Please output every line of the material as it stands, without the pictures.

*-*-*

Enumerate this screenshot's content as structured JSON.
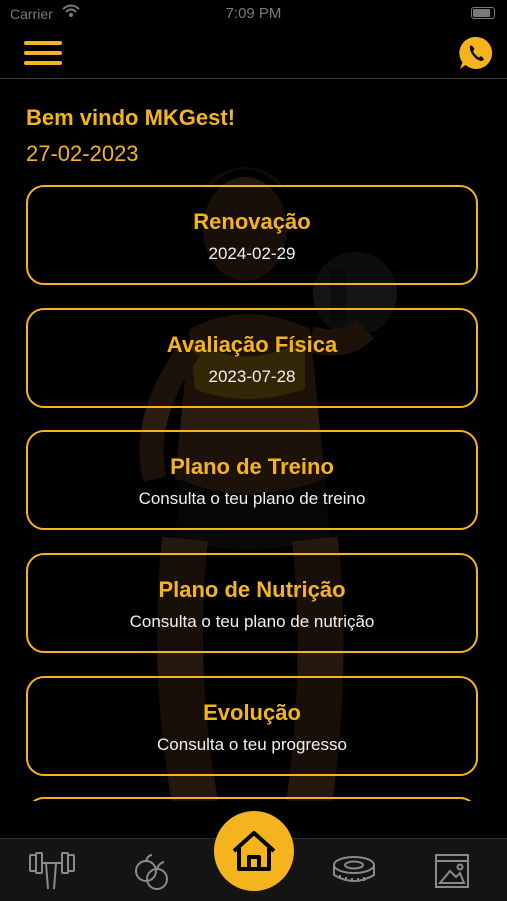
{
  "status_bar": {
    "carrier": "Carrier",
    "time": "7:09 PM"
  },
  "header": {
    "welcome": "Bem vindo MKGest!",
    "date": "27-02-2023"
  },
  "cards": [
    {
      "title": "Renovação",
      "subtitle": "2024-02-29"
    },
    {
      "title": "Avaliação Física",
      "subtitle": "2023-07-28"
    },
    {
      "title": "Plano de Treino",
      "subtitle": "Consulta o teu plano de treino"
    },
    {
      "title": "Plano de Nutrição",
      "subtitle": "Consulta o teu plano de nutrição"
    },
    {
      "title": "Evolução",
      "subtitle": "Consulta o teu progresso"
    }
  ],
  "tabs": [
    "dumbbell-icon",
    "fruit-icon",
    "home-icon",
    "measuring-tape-icon",
    "gallery-icon"
  ],
  "colors": {
    "accent": "#f5b41e",
    "background": "#000000",
    "tab_bar": "#141414"
  }
}
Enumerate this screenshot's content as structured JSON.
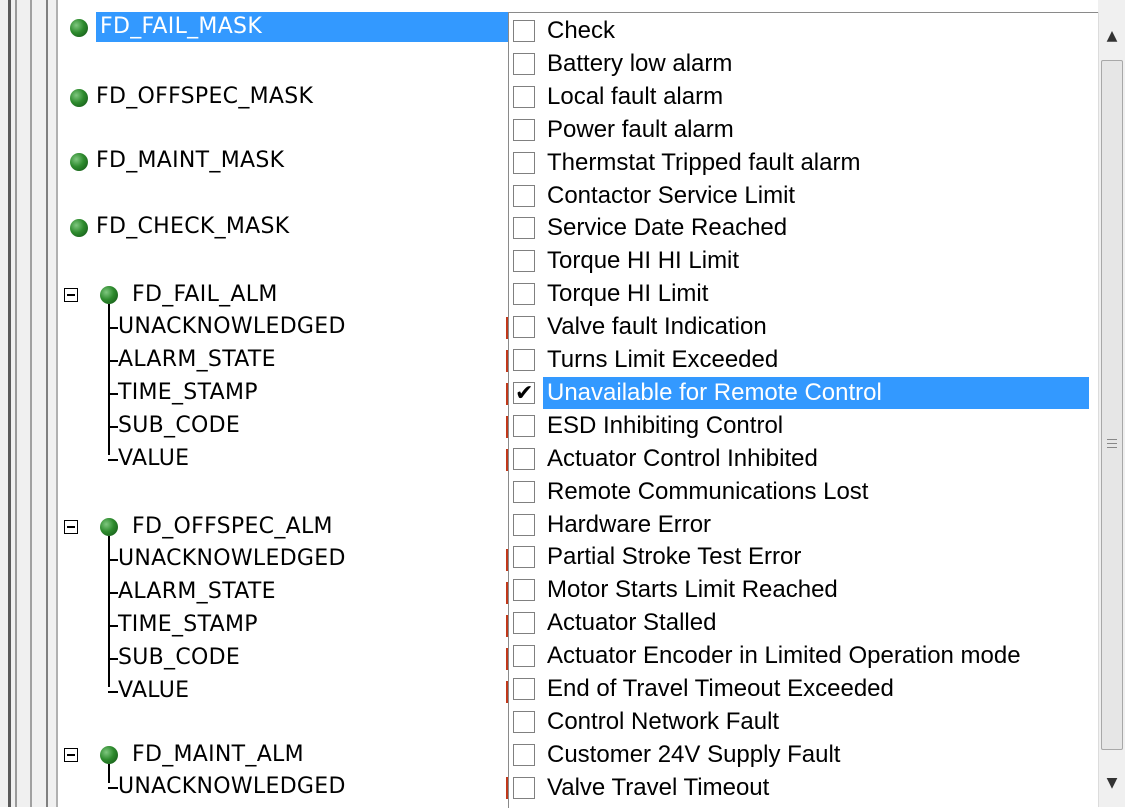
{
  "tree": {
    "top_items": [
      {
        "label": "FD_FAIL_MASK",
        "selected": true
      },
      {
        "label": "FD_OFFSPEC_MASK"
      },
      {
        "label": "FD_MAINT_MASK"
      },
      {
        "label": "FD_CHECK_MASK"
      }
    ],
    "groups": [
      {
        "label": "FD_FAIL_ALM",
        "children": [
          "UNACKNOWLEDGED",
          "ALARM_STATE",
          "TIME_STAMP",
          "SUB_CODE",
          "VALUE"
        ]
      },
      {
        "label": "FD_OFFSPEC_ALM",
        "children": [
          "UNACKNOWLEDGED",
          "ALARM_STATE",
          "TIME_STAMP",
          "SUB_CODE",
          "VALUE"
        ]
      },
      {
        "label": "FD_MAINT_ALM",
        "children": [
          "UNACKNOWLEDGED"
        ]
      }
    ]
  },
  "checklist": {
    "items": [
      {
        "label": "Check",
        "checked": false
      },
      {
        "label": "Battery low alarm",
        "checked": false
      },
      {
        "label": "Local fault alarm",
        "checked": false
      },
      {
        "label": "Power fault alarm",
        "checked": false
      },
      {
        "label": "Thermstat Tripped fault alarm",
        "checked": false
      },
      {
        "label": "Contactor Service Limit",
        "checked": false
      },
      {
        "label": "Service Date Reached",
        "checked": false
      },
      {
        "label": "Torque HI HI Limit",
        "checked": false
      },
      {
        "label": "Torque HI Limit",
        "checked": false
      },
      {
        "label": "Valve fault Indication",
        "checked": false
      },
      {
        "label": "Turns Limit Exceeded",
        "checked": false
      },
      {
        "label": "Unavailable for Remote Control",
        "checked": true,
        "selected": true
      },
      {
        "label": "ESD Inhibiting Control",
        "checked": false
      },
      {
        "label": "Actuator Control Inhibited",
        "checked": false
      },
      {
        "label": "Remote Communications Lost",
        "checked": false
      },
      {
        "label": "Hardware Error",
        "checked": false
      },
      {
        "label": "Partial Stroke Test Error",
        "checked": false
      },
      {
        "label": "Motor Starts Limit Reached",
        "checked": false
      },
      {
        "label": "Actuator Stalled",
        "checked": false
      },
      {
        "label": "Actuator Encoder in Limited Operation mode",
        "checked": false
      },
      {
        "label": "End of Travel Timeout Exceeded",
        "checked": false
      },
      {
        "label": "Control Network Fault",
        "checked": false
      },
      {
        "label": "Customer 24V Supply Fault",
        "checked": false
      },
      {
        "label": "Valve Travel Timeout",
        "checked": false
      }
    ]
  },
  "colors": {
    "selection": "#3399ff",
    "status_dot": "#2e8b2e",
    "tick": "#c0381a"
  },
  "icons": {
    "scroll_up": "▲",
    "scroll_down": "▼",
    "collapse": "minus-box-icon",
    "status": "green-dot-icon"
  }
}
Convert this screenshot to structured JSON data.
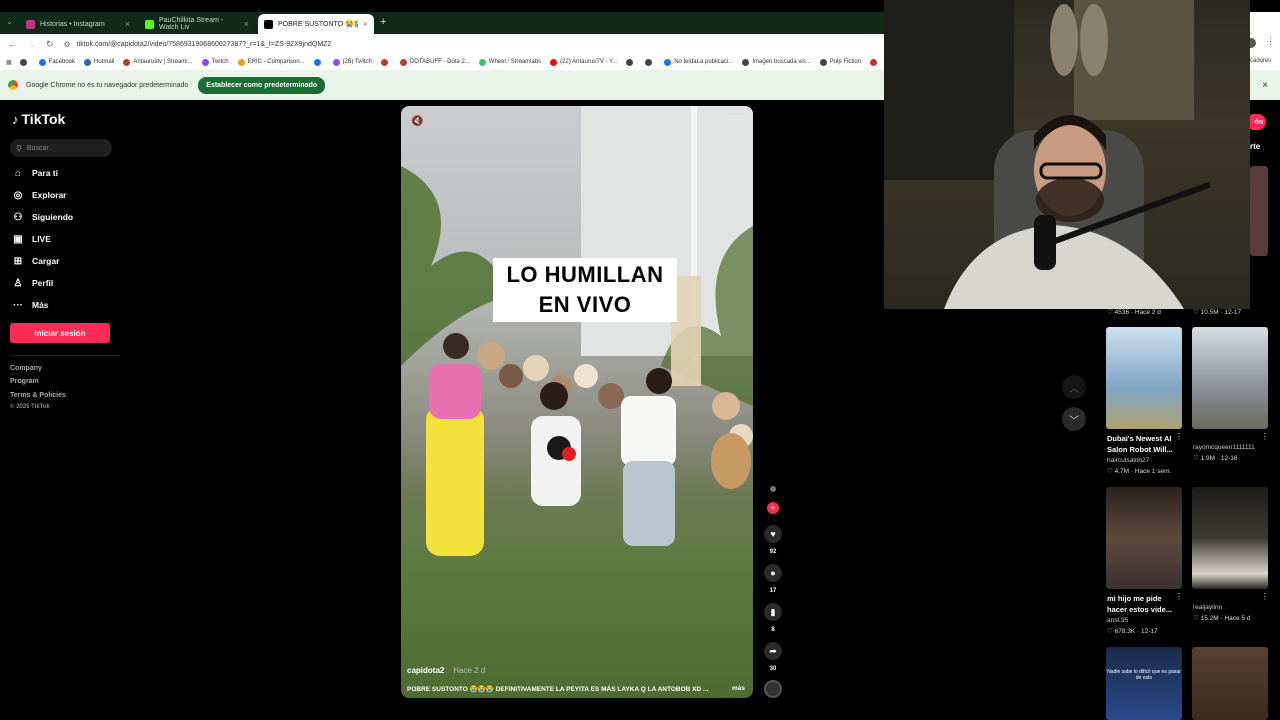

*-*-*

RESULT FOR THIS TASK:
Enumerate this screenshot's content as structured JSON.
{
  "status_bar": {
    "carrier": "Carrier",
    "time": "7:09 PM"
  },
  "header": {
    "welcome": "Bem vindo MKGest!",
    "date": "27-02-2023"
  },
  "cards": [
    {
      "title": "Renovação",
      "subtitle": "2024-02-29"
    },
    {
      "title": "Avaliação Física",
      "subtitle": "2023-07-28"
    },
    {
      "title": "Plano de Treino",
      "subtitle": "Consulta o teu plano de treino"
    },
    {
      "title": "Plano de Nutrição",
      "subtitle": "Consulta o teu plano de nutrição"
    },
    {
      "title": "Evolução",
      "subtitle": "Consulta o teu progresso"
    }
  ],
  "tabs": [
    "dumbbell-icon",
    "fruit-icon",
    "home-icon",
    "measuring-tape-icon",
    "gallery-icon"
  ],
  "colors": {
    "accent": "#f5b41e",
    "background": "#000000",
    "tab_bar": "#141414"
  }
}
Enumerate this screenshot's content as structured JSON.
{
  "tree": {
    "top_items": [
      {
        "label": "FD_FAIL_MASK",
        "selected": true
      },
      {
        "label": "FD_OFFSPEC_MASK"
      },
      {
        "label": "FD_MAINT_MASK"
      },
      {
        "label": "FD_CHECK_MASK"
      }
    ],
    "groups": [
      {
        "label": "FD_FAIL_ALM",
        "children": [
          "UNACKNOWLEDGED",
          "ALARM_STATE",
          "TIME_STAMP",
          "SUB_CODE",
          "VALUE"
        ]
      },
      {
        "label": "FD_OFFSPEC_ALM",
        "children": [
          "UNACKNOWLEDGED",
          "ALARM_STATE",
          "TIME_STAMP",
          "SUB_CODE",
          "VALUE"
        ]
      },
      {
        "label": "FD_MAINT_ALM",
        "children": [
          "UNACKNOWLEDGED"
        ]
      }
    ]
  },
  "checklist": {
    "items": [
      {
        "label": "Check",
        "checked": false
      },
      {
        "label": "Battery low alarm",
        "checked": false
      },
      {
        "label": "Local fault alarm",
        "checked": false
      },
      {
        "label": "Power fault alarm",
        "checked": false
      },
      {
        "label": "Thermstat Tripped fault alarm",
        "checked": false
      },
      {
        "label": "Contactor Service Limit",
        "checked": false
      },
      {
        "label": "Service Date Reached",
        "checked": false
      },
      {
        "label": "Torque HI HI Limit",
        "checked": false
      },
      {
        "label": "Torque HI Limit",
        "checked": false
      },
      {
        "label": "Valve fault Indication",
        "checked": false
      },
      {
        "label": "Turns Limit Exceeded",
        "checked": false
      },
      {
        "label": "Unavailable for Remote Control",
        "checked": true,
        "selected": true
      },
      {
        "label": "ESD Inhibiting Control",
        "checked": false
      },
      {
        "label": "Actuator Control Inhibited",
        "checked": false
      },
      {
        "label": "Remote Communications Lost",
        "checked": false
      },
      {
        "label": "Hardware Error",
        "checked": false
      },
      {
        "label": "Partial Stroke Test Error",
        "checked": false
      },
      {
        "label": "Motor Starts Limit Reached",
        "checked": false
      },
      {
        "label": "Actuator Stalled",
        "checked": false
      },
      {
        "label": "Actuator Encoder in Limited Operation mode",
        "checked": false
      },
      {
        "label": "End of Travel Timeout Exceeded",
        "checked": false
      },
      {
        "label": "Control Network Fault",
        "checked": false
      },
      {
        "label": "Customer 24V Supply Fault",
        "checked": false
      },
      {
        "label": "Valve Travel Timeout",
        "checked": false
      }
    ]
  },
  "colors": {
    "selection": "#3399ff",
    "status_dot": "#2e8b2e",
    "tick": "#c0381a"
  },
  "icons": {
    "scroll_up": "▲",
    "scroll_down": "▼",
    "collapse": "minus-box-icon",
    "status": "green-dot-icon"
  }
}
Convert this screenshot to structured JSON data.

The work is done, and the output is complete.